*What you are asked to do:*
Using the listing below, select the lines with the word "THORRINGTON" and copy them.

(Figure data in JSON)

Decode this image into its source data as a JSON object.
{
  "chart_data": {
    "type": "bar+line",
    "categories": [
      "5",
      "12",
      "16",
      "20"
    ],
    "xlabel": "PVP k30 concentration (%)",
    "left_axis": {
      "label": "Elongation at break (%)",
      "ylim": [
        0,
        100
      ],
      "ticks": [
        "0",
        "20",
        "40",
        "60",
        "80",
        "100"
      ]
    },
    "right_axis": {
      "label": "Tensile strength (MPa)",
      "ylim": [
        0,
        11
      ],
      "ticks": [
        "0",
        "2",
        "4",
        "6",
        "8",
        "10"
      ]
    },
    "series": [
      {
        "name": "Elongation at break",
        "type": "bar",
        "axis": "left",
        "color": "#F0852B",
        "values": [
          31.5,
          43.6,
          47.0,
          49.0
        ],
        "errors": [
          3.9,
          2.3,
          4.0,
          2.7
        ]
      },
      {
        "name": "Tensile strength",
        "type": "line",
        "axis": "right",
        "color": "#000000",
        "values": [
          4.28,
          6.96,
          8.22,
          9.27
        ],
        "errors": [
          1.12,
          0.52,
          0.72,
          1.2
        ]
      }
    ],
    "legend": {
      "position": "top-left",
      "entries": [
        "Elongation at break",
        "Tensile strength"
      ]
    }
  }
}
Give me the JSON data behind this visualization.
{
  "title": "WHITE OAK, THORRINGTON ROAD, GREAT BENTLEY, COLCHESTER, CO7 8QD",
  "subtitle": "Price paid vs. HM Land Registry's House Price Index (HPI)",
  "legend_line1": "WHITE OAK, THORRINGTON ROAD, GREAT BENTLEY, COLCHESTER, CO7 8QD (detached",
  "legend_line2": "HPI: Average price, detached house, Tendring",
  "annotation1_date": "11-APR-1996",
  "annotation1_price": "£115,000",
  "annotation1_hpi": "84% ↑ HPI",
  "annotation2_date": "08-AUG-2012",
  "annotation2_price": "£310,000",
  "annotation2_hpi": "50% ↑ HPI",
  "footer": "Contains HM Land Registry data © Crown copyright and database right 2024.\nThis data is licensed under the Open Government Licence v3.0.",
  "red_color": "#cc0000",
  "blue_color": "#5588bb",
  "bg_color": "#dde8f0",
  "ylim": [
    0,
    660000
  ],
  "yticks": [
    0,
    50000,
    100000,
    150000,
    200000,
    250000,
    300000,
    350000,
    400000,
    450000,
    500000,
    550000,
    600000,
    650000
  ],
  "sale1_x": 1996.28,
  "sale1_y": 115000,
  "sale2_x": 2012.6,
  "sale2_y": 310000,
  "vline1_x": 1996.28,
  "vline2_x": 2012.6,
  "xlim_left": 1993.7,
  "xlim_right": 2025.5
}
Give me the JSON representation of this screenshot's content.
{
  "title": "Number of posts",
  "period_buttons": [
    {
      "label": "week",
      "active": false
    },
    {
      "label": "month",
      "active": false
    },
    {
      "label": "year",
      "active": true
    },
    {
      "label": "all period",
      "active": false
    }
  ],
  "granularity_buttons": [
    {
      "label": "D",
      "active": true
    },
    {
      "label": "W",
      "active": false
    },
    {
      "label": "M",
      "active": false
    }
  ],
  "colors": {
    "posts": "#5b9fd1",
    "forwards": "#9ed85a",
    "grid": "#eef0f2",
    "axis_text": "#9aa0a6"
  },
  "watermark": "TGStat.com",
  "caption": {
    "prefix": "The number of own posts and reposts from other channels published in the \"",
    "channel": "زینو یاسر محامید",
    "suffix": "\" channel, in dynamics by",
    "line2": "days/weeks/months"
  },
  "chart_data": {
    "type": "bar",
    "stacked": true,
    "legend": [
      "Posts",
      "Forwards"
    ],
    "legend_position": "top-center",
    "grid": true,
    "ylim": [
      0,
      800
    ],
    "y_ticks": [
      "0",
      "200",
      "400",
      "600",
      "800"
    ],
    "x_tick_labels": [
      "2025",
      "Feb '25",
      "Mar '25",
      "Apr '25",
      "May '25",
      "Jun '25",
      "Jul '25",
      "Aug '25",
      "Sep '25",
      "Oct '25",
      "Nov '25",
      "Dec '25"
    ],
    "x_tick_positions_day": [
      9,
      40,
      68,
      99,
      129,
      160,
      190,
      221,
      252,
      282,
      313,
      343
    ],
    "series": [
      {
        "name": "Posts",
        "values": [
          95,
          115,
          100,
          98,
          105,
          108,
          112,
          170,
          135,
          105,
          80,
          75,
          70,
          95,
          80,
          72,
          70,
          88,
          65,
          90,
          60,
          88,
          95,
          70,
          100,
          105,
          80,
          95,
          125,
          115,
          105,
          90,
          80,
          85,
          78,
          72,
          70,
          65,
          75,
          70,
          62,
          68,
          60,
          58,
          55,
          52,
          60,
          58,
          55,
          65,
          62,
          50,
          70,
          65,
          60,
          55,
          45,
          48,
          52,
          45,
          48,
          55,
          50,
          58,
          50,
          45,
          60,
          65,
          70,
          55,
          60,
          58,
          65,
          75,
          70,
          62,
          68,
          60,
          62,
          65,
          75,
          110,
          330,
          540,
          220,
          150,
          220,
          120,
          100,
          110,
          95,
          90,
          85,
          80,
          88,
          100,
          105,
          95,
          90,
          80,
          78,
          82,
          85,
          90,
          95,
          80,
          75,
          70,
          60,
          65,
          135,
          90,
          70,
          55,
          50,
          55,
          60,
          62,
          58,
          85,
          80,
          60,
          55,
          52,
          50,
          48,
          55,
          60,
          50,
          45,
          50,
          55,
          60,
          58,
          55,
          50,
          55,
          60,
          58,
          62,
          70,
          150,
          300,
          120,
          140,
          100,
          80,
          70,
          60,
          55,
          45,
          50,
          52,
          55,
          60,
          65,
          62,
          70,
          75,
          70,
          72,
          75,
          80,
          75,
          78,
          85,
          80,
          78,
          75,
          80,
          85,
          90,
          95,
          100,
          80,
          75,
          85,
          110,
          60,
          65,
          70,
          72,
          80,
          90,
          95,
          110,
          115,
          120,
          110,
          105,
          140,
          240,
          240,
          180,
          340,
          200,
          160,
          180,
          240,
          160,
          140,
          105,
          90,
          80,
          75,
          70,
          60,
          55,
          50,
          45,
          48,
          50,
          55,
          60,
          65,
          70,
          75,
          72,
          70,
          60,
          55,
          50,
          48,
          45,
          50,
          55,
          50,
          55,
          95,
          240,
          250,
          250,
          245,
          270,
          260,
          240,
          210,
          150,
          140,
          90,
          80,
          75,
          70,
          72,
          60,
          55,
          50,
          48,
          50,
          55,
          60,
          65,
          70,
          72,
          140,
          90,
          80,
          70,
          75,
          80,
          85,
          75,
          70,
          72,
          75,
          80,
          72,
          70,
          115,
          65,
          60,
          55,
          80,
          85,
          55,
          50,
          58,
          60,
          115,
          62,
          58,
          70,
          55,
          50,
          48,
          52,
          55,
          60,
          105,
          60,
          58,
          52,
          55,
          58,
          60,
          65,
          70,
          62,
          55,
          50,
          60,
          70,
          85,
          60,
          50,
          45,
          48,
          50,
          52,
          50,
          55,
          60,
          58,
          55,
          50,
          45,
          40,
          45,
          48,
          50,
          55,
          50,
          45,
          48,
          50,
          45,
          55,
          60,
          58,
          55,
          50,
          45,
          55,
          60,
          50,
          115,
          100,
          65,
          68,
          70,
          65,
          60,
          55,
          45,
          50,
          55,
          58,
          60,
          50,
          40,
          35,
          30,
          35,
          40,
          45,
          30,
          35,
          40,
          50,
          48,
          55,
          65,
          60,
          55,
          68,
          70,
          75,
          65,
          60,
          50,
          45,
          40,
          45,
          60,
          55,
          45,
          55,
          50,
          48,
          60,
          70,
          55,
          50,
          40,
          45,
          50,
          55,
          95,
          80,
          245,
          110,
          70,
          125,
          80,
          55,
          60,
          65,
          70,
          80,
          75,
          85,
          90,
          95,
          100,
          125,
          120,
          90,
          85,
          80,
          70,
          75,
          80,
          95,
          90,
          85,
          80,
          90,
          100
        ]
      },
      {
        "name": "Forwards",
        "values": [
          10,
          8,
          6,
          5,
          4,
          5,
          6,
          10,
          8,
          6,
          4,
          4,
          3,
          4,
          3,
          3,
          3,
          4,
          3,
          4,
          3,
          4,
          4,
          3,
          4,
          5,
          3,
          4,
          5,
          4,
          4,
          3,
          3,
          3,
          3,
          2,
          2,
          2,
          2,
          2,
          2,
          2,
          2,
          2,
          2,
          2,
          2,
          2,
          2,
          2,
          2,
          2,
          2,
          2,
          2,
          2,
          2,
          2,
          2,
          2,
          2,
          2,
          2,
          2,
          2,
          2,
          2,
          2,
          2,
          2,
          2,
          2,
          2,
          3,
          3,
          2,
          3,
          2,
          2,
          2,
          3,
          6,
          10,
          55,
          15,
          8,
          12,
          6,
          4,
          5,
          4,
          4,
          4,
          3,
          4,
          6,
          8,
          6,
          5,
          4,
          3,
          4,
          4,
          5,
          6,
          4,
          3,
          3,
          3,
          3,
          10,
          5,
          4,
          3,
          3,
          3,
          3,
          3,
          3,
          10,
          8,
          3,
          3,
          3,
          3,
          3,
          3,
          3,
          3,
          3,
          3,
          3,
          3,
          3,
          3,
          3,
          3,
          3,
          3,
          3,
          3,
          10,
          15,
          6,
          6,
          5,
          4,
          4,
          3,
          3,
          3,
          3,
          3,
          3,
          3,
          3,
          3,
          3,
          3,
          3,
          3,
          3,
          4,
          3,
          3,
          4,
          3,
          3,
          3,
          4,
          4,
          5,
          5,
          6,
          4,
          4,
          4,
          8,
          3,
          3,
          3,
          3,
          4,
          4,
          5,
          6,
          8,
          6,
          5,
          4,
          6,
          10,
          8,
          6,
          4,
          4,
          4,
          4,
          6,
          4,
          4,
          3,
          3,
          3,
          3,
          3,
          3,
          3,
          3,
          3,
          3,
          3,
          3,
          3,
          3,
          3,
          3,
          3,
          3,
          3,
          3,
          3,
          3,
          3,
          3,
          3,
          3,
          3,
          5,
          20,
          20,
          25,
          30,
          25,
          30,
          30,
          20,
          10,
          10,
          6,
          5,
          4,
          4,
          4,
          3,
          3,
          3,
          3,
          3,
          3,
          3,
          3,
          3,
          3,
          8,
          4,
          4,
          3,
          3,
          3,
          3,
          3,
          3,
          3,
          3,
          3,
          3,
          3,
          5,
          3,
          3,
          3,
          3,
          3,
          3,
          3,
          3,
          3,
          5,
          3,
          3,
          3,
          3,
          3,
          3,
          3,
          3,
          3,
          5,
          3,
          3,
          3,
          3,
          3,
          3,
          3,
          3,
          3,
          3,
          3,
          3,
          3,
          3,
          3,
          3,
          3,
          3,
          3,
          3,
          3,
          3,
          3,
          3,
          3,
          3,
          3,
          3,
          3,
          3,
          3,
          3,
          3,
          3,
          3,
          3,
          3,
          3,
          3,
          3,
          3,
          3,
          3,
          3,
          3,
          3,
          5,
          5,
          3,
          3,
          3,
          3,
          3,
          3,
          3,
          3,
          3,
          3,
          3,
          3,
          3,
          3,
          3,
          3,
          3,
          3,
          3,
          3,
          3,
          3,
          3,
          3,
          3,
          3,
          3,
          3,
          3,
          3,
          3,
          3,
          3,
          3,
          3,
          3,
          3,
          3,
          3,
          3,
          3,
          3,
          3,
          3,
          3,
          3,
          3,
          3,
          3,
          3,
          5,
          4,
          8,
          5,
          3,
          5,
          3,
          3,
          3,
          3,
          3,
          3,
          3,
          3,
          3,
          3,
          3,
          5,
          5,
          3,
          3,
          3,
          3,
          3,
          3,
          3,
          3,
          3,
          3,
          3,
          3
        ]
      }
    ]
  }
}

*Correct result:*
  "title": "WHITE OAK, THORRINGTON ROAD, GREAT BENTLEY, COLCHESTER, CO7 8QD",
  "legend_line1": "WHITE OAK, THORRINGTON ROAD, GREAT BENTLEY, COLCHESTER, CO7 8QD (detached",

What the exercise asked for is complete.